• _SET TASK_
Collect each line holding the string "được".

-- START EXERCISE DATA --

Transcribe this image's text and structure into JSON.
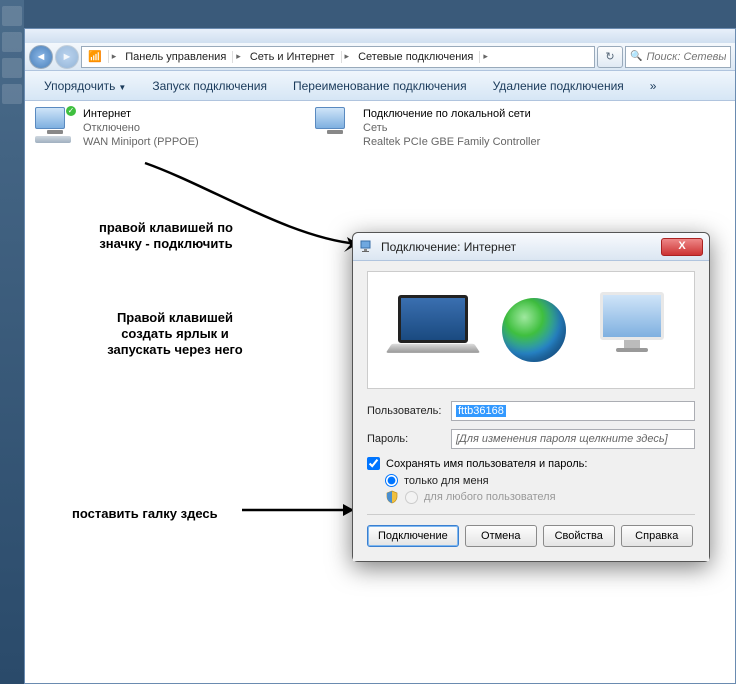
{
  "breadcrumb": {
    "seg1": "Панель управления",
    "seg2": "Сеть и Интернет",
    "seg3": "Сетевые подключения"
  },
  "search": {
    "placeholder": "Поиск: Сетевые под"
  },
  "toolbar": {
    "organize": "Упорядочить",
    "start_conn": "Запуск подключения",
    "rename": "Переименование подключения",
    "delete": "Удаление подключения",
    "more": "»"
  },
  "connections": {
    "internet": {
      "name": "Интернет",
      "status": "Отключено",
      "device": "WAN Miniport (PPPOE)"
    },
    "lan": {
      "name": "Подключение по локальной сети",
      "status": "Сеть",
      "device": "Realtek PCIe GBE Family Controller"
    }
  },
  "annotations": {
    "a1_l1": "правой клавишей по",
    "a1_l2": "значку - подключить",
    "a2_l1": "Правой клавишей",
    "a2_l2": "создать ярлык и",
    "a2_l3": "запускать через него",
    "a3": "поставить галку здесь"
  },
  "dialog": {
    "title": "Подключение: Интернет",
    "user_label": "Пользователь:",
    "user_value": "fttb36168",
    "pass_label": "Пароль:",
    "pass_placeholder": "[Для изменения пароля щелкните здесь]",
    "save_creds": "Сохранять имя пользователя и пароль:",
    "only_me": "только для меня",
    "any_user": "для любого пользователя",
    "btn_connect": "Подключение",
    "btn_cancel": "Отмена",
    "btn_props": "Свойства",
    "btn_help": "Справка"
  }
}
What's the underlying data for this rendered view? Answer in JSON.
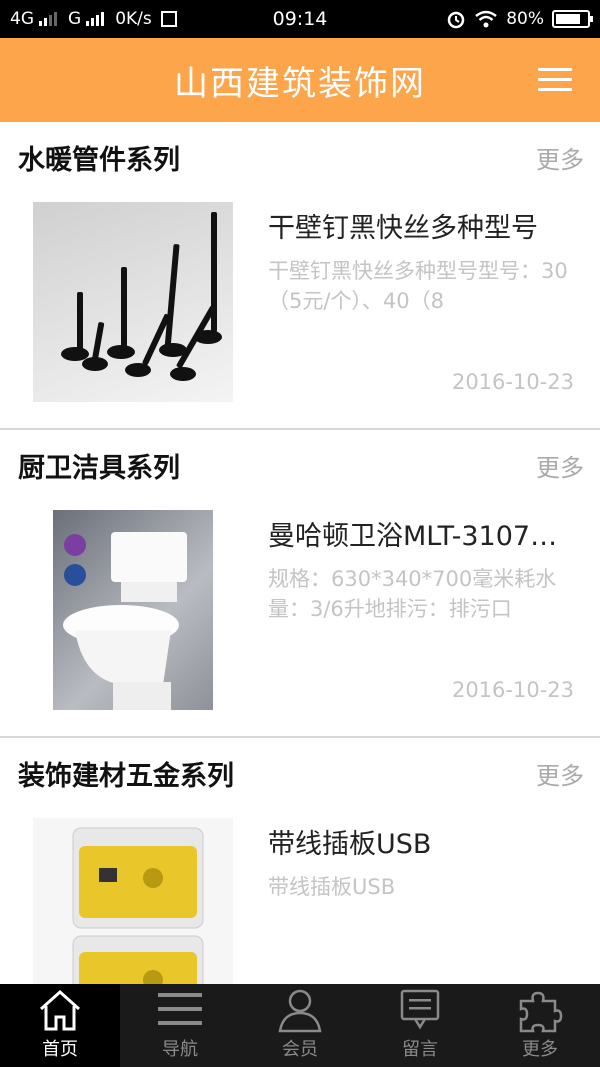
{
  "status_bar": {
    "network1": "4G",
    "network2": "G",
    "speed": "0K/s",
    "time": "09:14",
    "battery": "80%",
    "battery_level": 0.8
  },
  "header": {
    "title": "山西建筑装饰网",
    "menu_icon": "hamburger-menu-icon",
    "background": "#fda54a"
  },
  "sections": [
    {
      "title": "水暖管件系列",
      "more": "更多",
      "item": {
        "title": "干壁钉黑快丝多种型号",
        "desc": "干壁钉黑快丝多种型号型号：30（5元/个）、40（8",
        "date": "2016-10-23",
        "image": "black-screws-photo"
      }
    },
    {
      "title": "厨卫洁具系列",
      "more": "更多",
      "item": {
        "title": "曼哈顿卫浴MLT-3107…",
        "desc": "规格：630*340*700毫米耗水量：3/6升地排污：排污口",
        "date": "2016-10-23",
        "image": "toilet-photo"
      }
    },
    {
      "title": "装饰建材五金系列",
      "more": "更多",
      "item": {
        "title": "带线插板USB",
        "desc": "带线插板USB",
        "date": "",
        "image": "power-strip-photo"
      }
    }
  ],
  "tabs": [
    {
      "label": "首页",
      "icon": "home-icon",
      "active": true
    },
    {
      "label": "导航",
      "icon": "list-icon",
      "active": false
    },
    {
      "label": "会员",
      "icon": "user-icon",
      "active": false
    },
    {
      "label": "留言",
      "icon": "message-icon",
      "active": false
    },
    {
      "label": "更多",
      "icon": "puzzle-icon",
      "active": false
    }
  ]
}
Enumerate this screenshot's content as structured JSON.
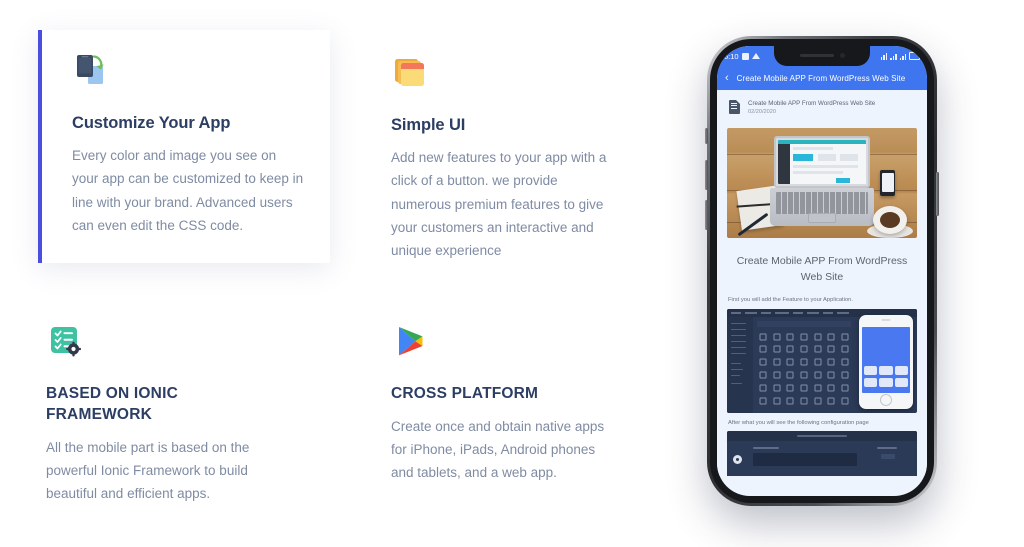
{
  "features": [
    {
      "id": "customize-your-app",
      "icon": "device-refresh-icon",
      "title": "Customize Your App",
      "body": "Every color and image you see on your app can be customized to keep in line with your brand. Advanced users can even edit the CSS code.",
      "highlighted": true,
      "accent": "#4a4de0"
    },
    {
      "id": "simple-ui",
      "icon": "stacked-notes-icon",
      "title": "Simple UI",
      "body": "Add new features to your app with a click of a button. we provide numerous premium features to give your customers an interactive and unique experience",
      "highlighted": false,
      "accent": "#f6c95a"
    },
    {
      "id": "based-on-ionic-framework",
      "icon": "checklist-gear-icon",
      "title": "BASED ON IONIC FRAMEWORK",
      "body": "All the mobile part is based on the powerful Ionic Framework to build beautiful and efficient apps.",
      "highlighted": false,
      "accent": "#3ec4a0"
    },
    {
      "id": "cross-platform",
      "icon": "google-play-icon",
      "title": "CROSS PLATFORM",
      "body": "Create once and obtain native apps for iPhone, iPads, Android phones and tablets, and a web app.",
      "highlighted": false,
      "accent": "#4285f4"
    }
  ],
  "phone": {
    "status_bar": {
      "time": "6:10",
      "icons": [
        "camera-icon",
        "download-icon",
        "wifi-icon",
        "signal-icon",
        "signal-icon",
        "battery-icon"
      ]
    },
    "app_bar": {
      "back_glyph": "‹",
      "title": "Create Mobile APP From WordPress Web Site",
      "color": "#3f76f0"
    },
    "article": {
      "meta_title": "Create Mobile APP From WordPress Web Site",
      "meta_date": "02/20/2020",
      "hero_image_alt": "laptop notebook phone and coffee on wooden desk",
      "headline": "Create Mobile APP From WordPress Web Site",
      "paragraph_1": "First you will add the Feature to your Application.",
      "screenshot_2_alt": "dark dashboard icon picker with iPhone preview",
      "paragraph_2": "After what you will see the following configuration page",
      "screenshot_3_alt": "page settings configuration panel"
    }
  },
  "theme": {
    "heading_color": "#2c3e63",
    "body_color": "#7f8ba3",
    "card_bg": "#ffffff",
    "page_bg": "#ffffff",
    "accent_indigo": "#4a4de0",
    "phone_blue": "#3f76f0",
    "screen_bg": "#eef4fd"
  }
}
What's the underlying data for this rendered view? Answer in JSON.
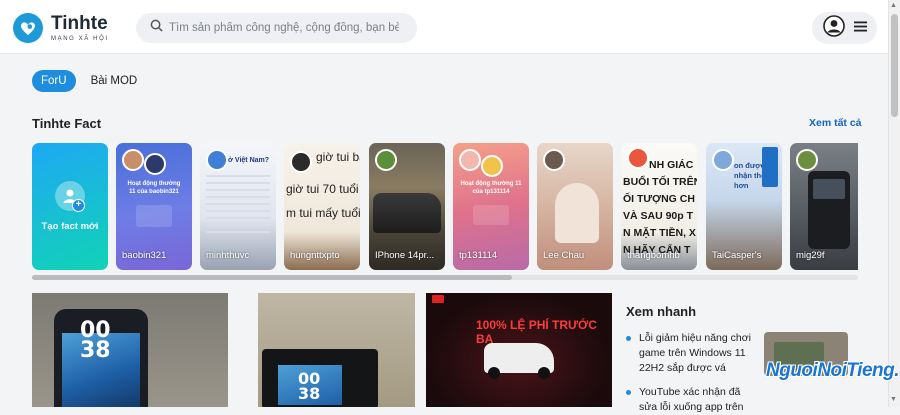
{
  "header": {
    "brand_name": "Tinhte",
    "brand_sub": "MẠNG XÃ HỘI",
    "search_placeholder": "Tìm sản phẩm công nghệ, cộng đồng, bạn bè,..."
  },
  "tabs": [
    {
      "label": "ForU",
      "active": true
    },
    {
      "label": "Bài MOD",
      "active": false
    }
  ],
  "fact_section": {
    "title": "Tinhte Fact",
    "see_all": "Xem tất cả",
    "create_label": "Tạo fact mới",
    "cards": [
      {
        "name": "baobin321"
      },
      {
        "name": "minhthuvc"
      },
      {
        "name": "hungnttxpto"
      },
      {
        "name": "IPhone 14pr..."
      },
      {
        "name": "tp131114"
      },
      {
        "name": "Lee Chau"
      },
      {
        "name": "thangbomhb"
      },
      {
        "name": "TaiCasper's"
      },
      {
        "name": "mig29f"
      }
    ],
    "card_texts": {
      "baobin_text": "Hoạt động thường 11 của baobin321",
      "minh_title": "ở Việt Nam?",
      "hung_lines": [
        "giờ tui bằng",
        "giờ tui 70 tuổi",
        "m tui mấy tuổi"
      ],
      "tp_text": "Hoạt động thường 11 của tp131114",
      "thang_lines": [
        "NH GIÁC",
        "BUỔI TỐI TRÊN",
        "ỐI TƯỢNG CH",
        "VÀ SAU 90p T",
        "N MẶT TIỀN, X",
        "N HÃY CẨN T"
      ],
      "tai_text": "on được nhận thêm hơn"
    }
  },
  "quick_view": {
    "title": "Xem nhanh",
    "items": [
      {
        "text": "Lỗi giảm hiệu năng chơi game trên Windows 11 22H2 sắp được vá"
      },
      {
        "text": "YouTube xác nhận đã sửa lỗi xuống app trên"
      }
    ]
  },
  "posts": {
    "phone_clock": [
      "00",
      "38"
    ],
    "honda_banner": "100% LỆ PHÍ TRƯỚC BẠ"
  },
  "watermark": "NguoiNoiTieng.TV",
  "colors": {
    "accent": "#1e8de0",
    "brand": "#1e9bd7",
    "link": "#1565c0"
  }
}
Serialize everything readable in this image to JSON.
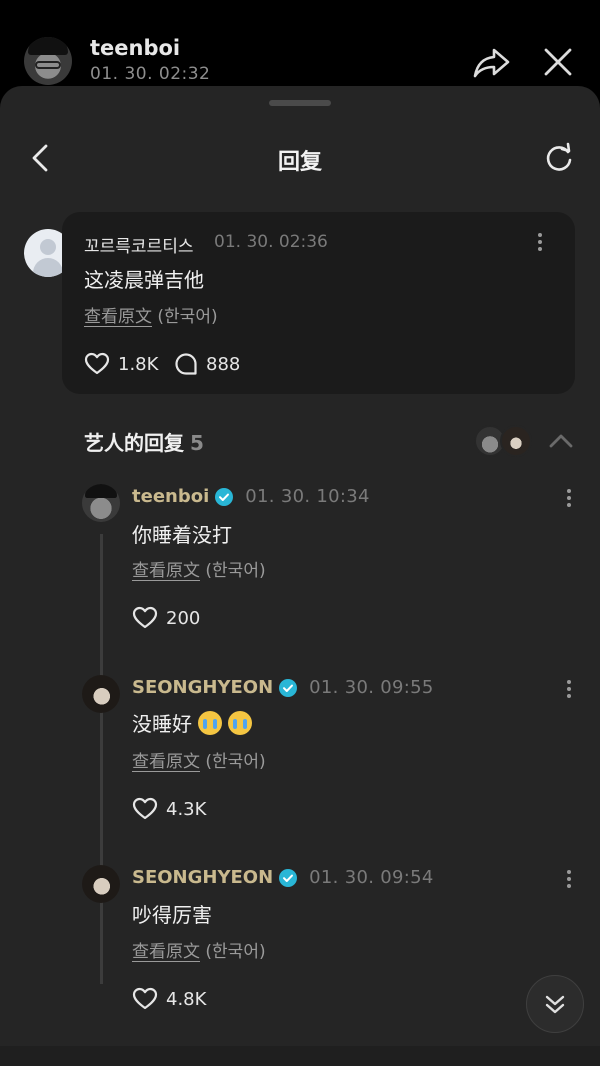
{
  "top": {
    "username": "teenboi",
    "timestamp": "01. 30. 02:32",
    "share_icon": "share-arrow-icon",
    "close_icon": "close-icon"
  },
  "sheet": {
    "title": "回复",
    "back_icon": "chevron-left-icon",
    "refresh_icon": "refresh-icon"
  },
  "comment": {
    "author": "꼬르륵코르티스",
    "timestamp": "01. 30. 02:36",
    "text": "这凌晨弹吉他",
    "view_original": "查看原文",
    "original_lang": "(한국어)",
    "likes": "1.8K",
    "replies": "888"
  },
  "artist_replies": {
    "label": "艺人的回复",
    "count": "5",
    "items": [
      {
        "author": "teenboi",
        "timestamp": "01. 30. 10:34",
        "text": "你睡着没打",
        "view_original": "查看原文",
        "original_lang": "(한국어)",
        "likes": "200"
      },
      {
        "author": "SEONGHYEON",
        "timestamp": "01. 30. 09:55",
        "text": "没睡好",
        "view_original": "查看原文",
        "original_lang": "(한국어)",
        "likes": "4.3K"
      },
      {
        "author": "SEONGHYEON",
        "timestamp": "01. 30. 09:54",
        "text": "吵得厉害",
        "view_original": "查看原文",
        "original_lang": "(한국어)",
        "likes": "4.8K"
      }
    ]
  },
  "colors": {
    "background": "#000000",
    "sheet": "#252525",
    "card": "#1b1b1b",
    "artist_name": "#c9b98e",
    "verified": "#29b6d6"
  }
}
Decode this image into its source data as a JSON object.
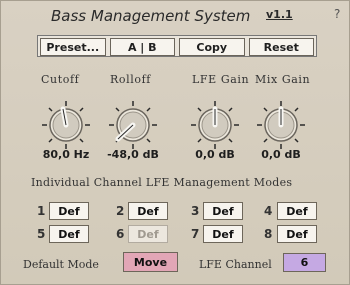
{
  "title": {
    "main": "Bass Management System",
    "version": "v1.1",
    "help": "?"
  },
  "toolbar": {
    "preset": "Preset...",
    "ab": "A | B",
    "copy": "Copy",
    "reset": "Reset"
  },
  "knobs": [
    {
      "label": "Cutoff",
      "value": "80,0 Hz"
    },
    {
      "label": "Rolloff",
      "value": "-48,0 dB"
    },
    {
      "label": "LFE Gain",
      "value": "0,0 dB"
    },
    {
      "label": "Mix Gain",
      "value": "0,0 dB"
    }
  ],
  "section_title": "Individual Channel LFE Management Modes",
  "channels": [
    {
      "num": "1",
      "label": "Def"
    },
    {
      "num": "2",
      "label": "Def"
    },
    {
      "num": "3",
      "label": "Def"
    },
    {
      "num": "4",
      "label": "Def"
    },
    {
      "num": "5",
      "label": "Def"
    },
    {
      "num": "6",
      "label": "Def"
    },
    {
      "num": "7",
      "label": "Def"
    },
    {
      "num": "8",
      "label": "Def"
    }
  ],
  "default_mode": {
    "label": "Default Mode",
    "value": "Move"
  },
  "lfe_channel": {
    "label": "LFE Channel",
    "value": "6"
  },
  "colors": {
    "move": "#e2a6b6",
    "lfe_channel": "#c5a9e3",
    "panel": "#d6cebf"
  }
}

-- END EXERCISE DATA --

• _TASK RESPONSE_
      "tai_text": "on được nhận thêm hơn"
        "text": "Lỗi giảm hiệu năng chơi game trên Windows 11 22H2 sắp được vá"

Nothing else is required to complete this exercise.